• Listing
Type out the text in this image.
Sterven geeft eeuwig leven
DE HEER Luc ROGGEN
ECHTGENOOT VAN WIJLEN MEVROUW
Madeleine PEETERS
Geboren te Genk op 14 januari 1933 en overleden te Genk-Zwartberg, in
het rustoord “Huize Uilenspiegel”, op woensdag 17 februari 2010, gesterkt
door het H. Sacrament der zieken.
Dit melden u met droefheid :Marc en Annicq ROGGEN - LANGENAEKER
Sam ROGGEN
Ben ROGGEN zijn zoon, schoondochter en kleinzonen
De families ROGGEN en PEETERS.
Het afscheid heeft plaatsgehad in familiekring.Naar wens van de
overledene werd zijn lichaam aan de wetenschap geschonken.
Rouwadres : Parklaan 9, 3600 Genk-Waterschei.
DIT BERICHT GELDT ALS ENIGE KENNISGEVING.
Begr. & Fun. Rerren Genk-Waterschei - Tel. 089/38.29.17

• Aim
Print every entry exactly as written.

• Complete output
Type out the text in this image.
Sterven geeft eeuwig leven
DE HEER Luc ROGGEN
ECHTGENOOT VAN WIJLEN MEVROUW
Madeleine PEETERS
Geboren te Genk op 14 januari 1933 en overleden te Genk-Zwartberg, in
het rustoord “Huize Uilenspiegel”, op woensdag 17 februari 2010, gesterkt
door het H. Sacrament der zieken.
Dit melden u met droefheid :Marc en Annicq ROGGEN - LANGENAEKER
Sam ROGGEN
Ben ROGGEN zijn zoon, schoondochter en kleinzonen
De families ROGGEN en PEETERS.
Het afscheid heeft plaatsgehad in familiekring.Naar wens van de
overledene werd zijn lichaam aan de wetenschap geschonken.
Rouwadres : Parklaan 9, 3600 Genk-Waterschei.
DIT BERICHT GELDT ALS ENIGE KENNISGEVING.
Begr. & Fun. Rerren Genk-Waterschei - Tel. 089/38.29.17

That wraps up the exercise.